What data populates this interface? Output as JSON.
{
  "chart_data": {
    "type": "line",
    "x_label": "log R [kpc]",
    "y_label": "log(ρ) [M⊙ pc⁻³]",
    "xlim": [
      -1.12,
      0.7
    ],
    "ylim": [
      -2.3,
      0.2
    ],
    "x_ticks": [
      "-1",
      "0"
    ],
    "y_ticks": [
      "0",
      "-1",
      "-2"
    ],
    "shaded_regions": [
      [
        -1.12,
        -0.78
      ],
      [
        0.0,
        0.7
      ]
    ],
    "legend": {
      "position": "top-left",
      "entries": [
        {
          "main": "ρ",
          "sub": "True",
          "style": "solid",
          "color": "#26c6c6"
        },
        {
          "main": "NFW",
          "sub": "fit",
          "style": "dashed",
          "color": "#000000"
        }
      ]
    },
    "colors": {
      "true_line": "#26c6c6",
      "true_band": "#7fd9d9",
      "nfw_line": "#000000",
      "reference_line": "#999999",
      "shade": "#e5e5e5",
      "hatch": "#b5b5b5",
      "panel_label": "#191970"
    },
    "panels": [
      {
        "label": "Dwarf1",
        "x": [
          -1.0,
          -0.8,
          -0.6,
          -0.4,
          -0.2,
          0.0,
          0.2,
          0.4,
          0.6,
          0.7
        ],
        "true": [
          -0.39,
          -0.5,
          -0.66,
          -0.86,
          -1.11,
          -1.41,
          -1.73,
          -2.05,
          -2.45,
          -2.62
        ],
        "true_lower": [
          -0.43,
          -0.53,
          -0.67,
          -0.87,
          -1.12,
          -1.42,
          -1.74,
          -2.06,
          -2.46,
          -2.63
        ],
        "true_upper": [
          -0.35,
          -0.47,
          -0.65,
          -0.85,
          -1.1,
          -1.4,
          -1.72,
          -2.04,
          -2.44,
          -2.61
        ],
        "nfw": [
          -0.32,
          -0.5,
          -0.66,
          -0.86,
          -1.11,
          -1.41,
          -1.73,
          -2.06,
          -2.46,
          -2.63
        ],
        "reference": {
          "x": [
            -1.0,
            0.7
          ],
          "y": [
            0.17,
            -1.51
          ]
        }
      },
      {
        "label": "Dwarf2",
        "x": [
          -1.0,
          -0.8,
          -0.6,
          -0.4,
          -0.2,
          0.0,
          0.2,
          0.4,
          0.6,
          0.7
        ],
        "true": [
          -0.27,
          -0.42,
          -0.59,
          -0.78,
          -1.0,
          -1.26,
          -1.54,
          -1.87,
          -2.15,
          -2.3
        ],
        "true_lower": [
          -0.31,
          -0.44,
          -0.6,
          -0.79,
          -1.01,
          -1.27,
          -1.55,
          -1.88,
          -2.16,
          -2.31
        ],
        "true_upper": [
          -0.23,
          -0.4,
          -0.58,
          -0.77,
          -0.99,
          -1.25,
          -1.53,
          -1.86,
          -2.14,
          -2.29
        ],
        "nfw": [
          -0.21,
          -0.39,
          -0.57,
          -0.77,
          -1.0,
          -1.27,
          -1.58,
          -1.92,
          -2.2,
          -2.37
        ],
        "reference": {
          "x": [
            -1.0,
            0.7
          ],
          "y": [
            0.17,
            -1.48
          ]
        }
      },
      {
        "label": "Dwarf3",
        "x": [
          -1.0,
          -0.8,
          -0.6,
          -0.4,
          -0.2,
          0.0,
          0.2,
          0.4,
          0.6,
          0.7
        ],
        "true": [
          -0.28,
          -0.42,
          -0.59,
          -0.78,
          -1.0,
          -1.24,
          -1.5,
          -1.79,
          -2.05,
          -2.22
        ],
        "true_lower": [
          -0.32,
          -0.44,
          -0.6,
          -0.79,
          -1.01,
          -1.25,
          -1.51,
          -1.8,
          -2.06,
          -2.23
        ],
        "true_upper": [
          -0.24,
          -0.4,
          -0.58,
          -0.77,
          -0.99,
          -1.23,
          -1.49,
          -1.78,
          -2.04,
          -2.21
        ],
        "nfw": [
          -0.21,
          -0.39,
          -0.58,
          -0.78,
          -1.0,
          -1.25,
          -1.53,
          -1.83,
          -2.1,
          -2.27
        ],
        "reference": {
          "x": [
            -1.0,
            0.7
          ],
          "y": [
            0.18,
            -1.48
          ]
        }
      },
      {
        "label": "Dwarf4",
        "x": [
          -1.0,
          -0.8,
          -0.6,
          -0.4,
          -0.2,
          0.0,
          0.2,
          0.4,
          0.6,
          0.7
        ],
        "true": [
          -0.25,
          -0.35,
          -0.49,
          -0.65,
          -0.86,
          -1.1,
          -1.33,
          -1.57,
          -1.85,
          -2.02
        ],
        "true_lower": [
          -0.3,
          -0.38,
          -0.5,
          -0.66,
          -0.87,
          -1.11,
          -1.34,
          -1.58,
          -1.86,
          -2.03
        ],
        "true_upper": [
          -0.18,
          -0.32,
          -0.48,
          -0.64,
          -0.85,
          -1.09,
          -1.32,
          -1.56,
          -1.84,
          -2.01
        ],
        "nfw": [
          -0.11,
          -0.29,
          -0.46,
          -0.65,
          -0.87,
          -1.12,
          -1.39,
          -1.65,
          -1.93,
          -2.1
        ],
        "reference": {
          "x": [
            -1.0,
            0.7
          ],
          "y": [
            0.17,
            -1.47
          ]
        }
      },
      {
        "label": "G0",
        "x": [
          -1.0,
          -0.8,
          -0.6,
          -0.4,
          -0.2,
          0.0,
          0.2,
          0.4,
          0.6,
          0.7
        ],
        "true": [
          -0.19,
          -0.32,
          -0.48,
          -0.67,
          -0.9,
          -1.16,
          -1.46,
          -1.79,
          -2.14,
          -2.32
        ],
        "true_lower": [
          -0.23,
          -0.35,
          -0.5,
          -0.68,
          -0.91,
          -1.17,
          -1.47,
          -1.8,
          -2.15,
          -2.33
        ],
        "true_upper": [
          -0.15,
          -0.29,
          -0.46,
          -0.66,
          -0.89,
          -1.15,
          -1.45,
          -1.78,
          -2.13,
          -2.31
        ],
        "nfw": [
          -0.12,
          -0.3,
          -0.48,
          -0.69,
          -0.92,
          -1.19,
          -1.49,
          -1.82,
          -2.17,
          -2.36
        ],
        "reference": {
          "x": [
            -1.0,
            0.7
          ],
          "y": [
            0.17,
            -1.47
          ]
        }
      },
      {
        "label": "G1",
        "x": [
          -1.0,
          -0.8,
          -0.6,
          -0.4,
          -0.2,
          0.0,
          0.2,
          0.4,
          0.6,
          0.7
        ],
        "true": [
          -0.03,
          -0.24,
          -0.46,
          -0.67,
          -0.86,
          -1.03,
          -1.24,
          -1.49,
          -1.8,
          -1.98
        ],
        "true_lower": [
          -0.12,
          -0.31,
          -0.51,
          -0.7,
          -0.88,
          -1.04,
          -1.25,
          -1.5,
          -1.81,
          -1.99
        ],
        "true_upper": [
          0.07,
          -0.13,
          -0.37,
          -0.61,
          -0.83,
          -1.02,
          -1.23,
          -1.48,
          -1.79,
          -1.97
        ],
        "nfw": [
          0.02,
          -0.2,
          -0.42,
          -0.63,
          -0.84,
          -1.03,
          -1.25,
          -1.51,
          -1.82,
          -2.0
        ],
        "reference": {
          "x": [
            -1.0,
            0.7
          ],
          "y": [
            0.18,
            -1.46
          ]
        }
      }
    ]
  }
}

========

Your task is to repeat the data exactly, with nothing left out.

What data populates this interface? Output as JSON.
{
  "chart_data": {
    "type": "line",
    "x_label": "log R [kpc]",
    "y_label": "log(ρ) [M⊙ pc⁻³]",
    "xlim": [
      -1.12,
      0.7
    ],
    "ylim": [
      -2.3,
      0.2
    ],
    "x_ticks": [
      "-1",
      "0"
    ],
    "y_ticks": [
      "0",
      "-1",
      "-2"
    ],
    "shaded_regions": [
      [
        -1.12,
        -0.78
      ],
      [
        0.0,
        0.7
      ]
    ],
    "legend": {
      "position": "top-left",
      "entries": [
        {
          "main": "ρ",
          "sub": "True",
          "style": "solid",
          "color": "#26c6c6"
        },
        {
          "main": "NFW",
          "sub": "fit",
          "style": "dashed",
          "color": "#000000"
        }
      ]
    },
    "colors": {
      "true_line": "#26c6c6",
      "true_band": "#7fd9d9",
      "nfw_line": "#000000",
      "reference_line": "#999999",
      "shade": "#e5e5e5",
      "hatch": "#b5b5b5",
      "panel_label": "#191970"
    },
    "panels": [
      {
        "label": "Dwarf1",
        "x": [
          -1.0,
          -0.8,
          -0.6,
          -0.4,
          -0.2,
          0.0,
          0.2,
          0.4,
          0.6,
          0.7
        ],
        "true": [
          -0.39,
          -0.5,
          -0.66,
          -0.86,
          -1.11,
          -1.41,
          -1.73,
          -2.05,
          -2.45,
          -2.62
        ],
        "true_lower": [
          -0.43,
          -0.53,
          -0.67,
          -0.87,
          -1.12,
          -1.42,
          -1.74,
          -2.06,
          -2.46,
          -2.63
        ],
        "true_upper": [
          -0.35,
          -0.47,
          -0.65,
          -0.85,
          -1.1,
          -1.4,
          -1.72,
          -2.04,
          -2.44,
          -2.61
        ],
        "nfw": [
          -0.32,
          -0.5,
          -0.66,
          -0.86,
          -1.11,
          -1.41,
          -1.73,
          -2.06,
          -2.46,
          -2.63
        ],
        "reference": {
          "x": [
            -1.0,
            0.7
          ],
          "y": [
            0.17,
            -1.51
          ]
        }
      },
      {
        "label": "Dwarf2",
        "x": [
          -1.0,
          -0.8,
          -0.6,
          -0.4,
          -0.2,
          0.0,
          0.2,
          0.4,
          0.6,
          0.7
        ],
        "true": [
          -0.27,
          -0.42,
          -0.59,
          -0.78,
          -1.0,
          -1.26,
          -1.54,
          -1.87,
          -2.15,
          -2.3
        ],
        "true_lower": [
          -0.31,
          -0.44,
          -0.6,
          -0.79,
          -1.01,
          -1.27,
          -1.55,
          -1.88,
          -2.16,
          -2.31
        ],
        "true_upper": [
          -0.23,
          -0.4,
          -0.58,
          -0.77,
          -0.99,
          -1.25,
          -1.53,
          -1.86,
          -2.14,
          -2.29
        ],
        "nfw": [
          -0.21,
          -0.39,
          -0.57,
          -0.77,
          -1.0,
          -1.27,
          -1.58,
          -1.92,
          -2.2,
          -2.37
        ],
        "reference": {
          "x": [
            -1.0,
            0.7
          ],
          "y": [
            0.17,
            -1.48
          ]
        }
      },
      {
        "label": "Dwarf3",
        "x": [
          -1.0,
          -0.8,
          -0.6,
          -0.4,
          -0.2,
          0.0,
          0.2,
          0.4,
          0.6,
          0.7
        ],
        "true": [
          -0.28,
          -0.42,
          -0.59,
          -0.78,
          -1.0,
          -1.24,
          -1.5,
          -1.79,
          -2.05,
          -2.22
        ],
        "true_lower": [
          -0.32,
          -0.44,
          -0.6,
          -0.79,
          -1.01,
          -1.25,
          -1.51,
          -1.8,
          -2.06,
          -2.23
        ],
        "true_upper": [
          -0.24,
          -0.4,
          -0.58,
          -0.77,
          -0.99,
          -1.23,
          -1.49,
          -1.78,
          -2.04,
          -2.21
        ],
        "nfw": [
          -0.21,
          -0.39,
          -0.58,
          -0.78,
          -1.0,
          -1.25,
          -1.53,
          -1.83,
          -2.1,
          -2.27
        ],
        "reference": {
          "x": [
            -1.0,
            0.7
          ],
          "y": [
            0.18,
            -1.48
          ]
        }
      },
      {
        "label": "Dwarf4",
        "x": [
          -1.0,
          -0.8,
          -0.6,
          -0.4,
          -0.2,
          0.0,
          0.2,
          0.4,
          0.6,
          0.7
        ],
        "true": [
          -0.25,
          -0.35,
          -0.49,
          -0.65,
          -0.86,
          -1.1,
          -1.33,
          -1.57,
          -1.85,
          -2.02
        ],
        "true_lower": [
          -0.3,
          -0.38,
          -0.5,
          -0.66,
          -0.87,
          -1.11,
          -1.34,
          -1.58,
          -1.86,
          -2.03
        ],
        "true_upper": [
          -0.18,
          -0.32,
          -0.48,
          -0.64,
          -0.85,
          -1.09,
          -1.32,
          -1.56,
          -1.84,
          -2.01
        ],
        "nfw": [
          -0.11,
          -0.29,
          -0.46,
          -0.65,
          -0.87,
          -1.12,
          -1.39,
          -1.65,
          -1.93,
          -2.1
        ],
        "reference": {
          "x": [
            -1.0,
            0.7
          ],
          "y": [
            0.17,
            -1.47
          ]
        }
      },
      {
        "label": "G0",
        "x": [
          -1.0,
          -0.8,
          -0.6,
          -0.4,
          -0.2,
          0.0,
          0.2,
          0.4,
          0.6,
          0.7
        ],
        "true": [
          -0.19,
          -0.32,
          -0.48,
          -0.67,
          -0.9,
          -1.16,
          -1.46,
          -1.79,
          -2.14,
          -2.32
        ],
        "true_lower": [
          -0.23,
          -0.35,
          -0.5,
          -0.68,
          -0.91,
          -1.17,
          -1.47,
          -1.8,
          -2.15,
          -2.33
        ],
        "true_upper": [
          -0.15,
          -0.29,
          -0.46,
          -0.66,
          -0.89,
          -1.15,
          -1.45,
          -1.78,
          -2.13,
          -2.31
        ],
        "nfw": [
          -0.12,
          -0.3,
          -0.48,
          -0.69,
          -0.92,
          -1.19,
          -1.49,
          -1.82,
          -2.17,
          -2.36
        ],
        "reference": {
          "x": [
            -1.0,
            0.7
          ],
          "y": [
            0.17,
            -1.47
          ]
        }
      },
      {
        "label": "G1",
        "x": [
          -1.0,
          -0.8,
          -0.6,
          -0.4,
          -0.2,
          0.0,
          0.2,
          0.4,
          0.6,
          0.7
        ],
        "true": [
          -0.03,
          -0.24,
          -0.46,
          -0.67,
          -0.86,
          -1.03,
          -1.24,
          -1.49,
          -1.8,
          -1.98
        ],
        "true_lower": [
          -0.12,
          -0.31,
          -0.51,
          -0.7,
          -0.88,
          -1.04,
          -1.25,
          -1.5,
          -1.81,
          -1.99
        ],
        "true_upper": [
          0.07,
          -0.13,
          -0.37,
          -0.61,
          -0.83,
          -1.02,
          -1.23,
          -1.48,
          -1.79,
          -1.97
        ],
        "nfw": [
          0.02,
          -0.2,
          -0.42,
          -0.63,
          -0.84,
          -1.03,
          -1.25,
          -1.51,
          -1.82,
          -2.0
        ],
        "reference": {
          "x": [
            -1.0,
            0.7
          ],
          "y": [
            0.18,
            -1.46
          ]
        }
      }
    ]
  }
}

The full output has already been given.